--- START OF Data section ---

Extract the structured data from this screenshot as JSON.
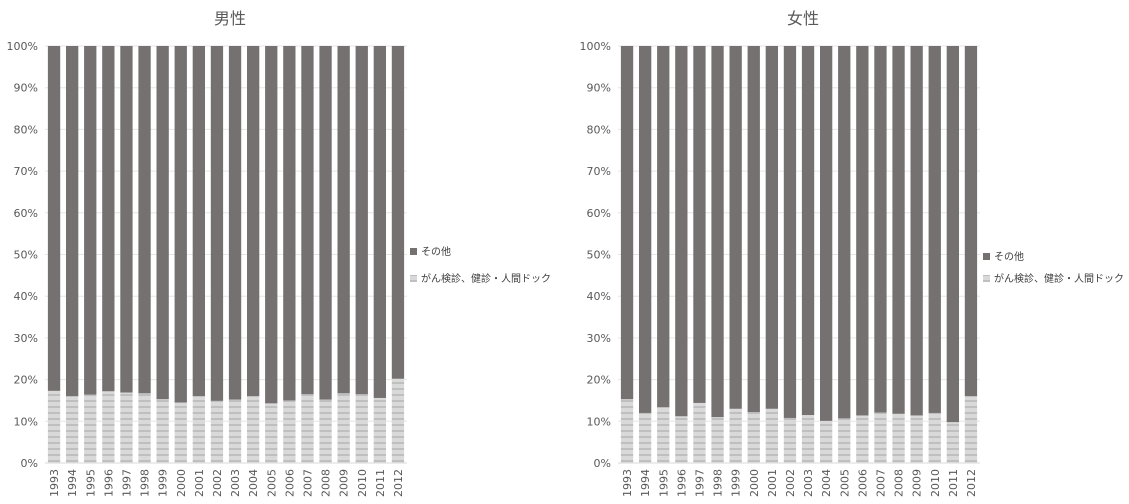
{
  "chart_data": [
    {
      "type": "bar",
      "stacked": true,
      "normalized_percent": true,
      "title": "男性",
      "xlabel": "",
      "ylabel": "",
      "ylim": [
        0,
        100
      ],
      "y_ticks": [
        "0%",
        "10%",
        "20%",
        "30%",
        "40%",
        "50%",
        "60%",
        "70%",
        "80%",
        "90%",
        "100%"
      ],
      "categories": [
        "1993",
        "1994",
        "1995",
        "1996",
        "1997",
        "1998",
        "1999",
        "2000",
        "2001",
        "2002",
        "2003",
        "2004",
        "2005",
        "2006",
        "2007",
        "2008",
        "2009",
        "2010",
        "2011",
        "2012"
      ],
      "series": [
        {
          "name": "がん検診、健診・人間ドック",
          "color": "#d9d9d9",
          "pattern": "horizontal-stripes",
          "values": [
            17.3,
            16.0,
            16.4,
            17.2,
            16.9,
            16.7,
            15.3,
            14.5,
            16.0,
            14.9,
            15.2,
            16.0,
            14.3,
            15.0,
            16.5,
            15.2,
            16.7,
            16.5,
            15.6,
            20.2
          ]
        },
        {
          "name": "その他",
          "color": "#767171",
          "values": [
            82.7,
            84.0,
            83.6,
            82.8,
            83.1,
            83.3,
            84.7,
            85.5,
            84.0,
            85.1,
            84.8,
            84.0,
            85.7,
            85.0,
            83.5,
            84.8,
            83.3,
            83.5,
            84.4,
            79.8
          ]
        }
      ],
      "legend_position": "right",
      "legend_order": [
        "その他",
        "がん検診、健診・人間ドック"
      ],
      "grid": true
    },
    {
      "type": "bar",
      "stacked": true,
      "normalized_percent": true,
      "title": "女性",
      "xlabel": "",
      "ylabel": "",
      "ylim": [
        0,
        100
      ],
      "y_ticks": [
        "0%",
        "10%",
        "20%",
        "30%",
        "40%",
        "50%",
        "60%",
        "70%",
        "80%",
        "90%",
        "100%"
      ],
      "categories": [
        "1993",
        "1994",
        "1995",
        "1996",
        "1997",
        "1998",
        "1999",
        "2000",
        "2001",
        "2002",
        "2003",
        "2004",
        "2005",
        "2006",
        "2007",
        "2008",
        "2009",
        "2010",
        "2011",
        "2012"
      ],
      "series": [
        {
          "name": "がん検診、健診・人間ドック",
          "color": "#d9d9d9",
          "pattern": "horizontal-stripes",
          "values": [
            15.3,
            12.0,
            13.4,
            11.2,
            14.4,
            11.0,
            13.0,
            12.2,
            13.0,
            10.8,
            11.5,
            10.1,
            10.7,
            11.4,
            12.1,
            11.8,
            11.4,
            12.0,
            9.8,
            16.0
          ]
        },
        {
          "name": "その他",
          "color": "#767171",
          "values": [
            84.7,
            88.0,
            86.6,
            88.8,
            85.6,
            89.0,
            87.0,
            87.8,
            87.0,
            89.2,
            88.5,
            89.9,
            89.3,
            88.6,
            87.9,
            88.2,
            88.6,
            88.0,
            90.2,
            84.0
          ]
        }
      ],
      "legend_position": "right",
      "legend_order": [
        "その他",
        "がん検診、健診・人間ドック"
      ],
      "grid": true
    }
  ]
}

--- END OF Data section ---
--- START OF Data section ---

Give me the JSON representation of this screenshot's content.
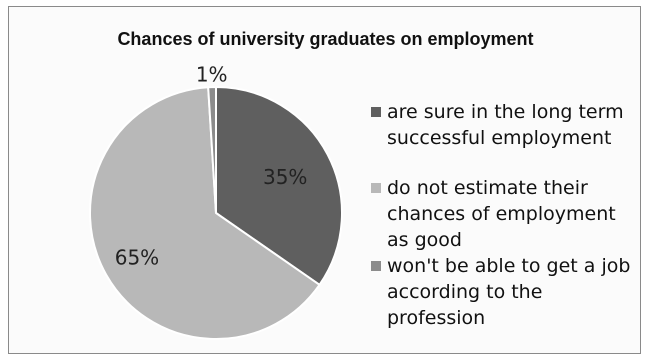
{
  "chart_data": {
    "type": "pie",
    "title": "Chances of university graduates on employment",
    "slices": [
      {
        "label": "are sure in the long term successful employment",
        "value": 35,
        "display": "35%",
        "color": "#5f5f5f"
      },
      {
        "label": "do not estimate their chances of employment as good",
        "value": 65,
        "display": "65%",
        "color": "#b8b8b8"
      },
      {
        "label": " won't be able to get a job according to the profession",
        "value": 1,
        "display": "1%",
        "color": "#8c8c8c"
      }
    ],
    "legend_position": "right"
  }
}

--- END OF Data section ---

Problem requirements
Gather up, from the records above, each line where the word "screenshot" appears.

Task output
Extract the structured data from this screenshot as JSON.
Give me the JSON representation of this screenshot's content.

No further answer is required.